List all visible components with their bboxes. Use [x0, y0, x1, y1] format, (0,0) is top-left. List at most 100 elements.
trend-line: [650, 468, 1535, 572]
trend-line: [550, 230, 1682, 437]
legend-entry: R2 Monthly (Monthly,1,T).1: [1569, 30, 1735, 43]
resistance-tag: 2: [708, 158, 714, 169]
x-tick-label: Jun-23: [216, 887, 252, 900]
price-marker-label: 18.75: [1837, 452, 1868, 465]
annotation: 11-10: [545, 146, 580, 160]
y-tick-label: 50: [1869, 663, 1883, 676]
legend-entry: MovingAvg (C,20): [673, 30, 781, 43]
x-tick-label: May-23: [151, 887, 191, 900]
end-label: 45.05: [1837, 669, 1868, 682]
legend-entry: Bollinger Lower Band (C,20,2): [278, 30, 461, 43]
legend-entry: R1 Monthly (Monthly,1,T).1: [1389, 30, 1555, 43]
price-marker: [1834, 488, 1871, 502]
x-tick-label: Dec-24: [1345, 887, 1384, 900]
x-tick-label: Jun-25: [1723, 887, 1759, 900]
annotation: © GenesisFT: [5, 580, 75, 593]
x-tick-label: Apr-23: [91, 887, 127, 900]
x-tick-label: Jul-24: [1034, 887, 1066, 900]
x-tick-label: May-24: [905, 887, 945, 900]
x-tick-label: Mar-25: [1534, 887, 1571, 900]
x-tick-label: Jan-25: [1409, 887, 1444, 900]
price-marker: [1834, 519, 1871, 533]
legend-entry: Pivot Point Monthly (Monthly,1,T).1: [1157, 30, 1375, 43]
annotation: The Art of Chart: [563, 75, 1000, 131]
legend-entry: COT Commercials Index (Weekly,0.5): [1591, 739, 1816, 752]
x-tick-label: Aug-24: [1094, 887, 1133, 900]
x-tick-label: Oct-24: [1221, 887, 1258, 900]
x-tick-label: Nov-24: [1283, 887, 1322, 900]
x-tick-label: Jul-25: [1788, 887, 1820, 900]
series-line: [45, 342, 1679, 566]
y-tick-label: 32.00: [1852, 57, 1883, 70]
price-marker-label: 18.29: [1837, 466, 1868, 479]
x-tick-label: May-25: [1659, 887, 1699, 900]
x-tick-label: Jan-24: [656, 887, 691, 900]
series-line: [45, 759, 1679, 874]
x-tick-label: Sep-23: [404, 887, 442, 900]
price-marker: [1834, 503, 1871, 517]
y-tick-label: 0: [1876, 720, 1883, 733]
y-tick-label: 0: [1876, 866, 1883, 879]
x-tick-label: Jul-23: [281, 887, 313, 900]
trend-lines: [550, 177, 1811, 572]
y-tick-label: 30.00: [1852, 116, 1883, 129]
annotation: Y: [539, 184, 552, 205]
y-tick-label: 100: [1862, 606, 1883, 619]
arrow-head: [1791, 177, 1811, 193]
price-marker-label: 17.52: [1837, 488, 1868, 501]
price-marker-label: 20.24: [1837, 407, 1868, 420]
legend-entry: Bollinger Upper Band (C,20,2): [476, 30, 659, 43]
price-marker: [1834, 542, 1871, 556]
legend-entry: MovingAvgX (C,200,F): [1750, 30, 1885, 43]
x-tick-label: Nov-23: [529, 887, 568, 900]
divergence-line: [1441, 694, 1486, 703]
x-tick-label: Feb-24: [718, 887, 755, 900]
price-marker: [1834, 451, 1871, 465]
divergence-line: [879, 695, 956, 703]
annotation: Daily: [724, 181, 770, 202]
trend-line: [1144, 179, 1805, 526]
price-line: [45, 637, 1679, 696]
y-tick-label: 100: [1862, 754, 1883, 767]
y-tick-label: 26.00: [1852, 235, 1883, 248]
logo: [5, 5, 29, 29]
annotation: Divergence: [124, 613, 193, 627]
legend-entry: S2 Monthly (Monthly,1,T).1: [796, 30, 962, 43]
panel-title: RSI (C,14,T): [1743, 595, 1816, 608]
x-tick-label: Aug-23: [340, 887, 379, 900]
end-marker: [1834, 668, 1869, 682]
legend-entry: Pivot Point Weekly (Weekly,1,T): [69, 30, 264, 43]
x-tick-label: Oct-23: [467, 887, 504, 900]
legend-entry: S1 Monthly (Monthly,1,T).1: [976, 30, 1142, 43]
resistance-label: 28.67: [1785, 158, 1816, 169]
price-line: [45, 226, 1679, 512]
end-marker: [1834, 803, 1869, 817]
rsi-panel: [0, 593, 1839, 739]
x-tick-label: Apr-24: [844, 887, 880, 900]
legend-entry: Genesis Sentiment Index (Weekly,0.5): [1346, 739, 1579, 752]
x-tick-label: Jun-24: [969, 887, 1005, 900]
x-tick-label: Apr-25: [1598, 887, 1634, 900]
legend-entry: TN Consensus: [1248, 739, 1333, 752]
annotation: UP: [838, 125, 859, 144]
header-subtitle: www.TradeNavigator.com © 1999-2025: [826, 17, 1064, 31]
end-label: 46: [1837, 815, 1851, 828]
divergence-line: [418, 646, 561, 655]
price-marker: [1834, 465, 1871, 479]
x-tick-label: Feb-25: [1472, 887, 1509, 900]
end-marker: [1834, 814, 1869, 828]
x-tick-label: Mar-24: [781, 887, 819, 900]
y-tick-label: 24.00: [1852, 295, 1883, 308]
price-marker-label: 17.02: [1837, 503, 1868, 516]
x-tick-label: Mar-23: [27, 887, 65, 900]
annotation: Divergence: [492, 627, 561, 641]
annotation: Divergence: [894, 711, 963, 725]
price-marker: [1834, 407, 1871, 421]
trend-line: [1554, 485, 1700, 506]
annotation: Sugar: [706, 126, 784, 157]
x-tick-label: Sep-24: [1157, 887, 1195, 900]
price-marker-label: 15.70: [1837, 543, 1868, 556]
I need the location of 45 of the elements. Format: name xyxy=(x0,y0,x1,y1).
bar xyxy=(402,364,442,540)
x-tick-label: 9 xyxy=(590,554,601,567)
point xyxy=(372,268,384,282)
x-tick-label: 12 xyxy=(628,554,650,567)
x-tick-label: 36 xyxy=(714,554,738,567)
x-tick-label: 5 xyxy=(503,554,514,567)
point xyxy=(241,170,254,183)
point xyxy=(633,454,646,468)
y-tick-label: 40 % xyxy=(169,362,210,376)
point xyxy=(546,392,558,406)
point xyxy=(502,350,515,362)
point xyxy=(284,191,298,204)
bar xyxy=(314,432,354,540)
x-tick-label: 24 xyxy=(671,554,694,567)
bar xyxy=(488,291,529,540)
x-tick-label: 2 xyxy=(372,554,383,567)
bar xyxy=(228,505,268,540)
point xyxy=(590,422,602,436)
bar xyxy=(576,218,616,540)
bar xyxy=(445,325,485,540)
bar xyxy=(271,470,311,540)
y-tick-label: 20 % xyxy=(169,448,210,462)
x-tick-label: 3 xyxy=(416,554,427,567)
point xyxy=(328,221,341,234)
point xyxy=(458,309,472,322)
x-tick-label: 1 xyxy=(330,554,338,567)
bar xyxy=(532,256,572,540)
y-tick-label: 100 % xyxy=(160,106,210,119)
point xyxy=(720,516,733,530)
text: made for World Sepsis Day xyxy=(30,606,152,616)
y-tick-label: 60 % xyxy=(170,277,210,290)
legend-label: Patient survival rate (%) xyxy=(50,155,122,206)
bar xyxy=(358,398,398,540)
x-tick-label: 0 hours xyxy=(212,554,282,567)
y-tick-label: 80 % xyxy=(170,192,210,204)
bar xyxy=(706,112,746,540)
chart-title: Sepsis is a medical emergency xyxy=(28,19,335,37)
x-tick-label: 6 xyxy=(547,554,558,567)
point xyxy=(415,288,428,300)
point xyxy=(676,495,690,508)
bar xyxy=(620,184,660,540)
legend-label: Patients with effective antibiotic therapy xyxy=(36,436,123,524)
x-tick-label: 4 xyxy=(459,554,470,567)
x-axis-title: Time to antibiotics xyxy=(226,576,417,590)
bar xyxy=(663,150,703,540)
....................
PROBLEM TO SOLVE |
Only the lines containing "series" are needed; pull them out of the listing.

WRITTEN REPLY |
series-line: [45, 342, 1679, 566]
series-line: [45, 759, 1679, 874]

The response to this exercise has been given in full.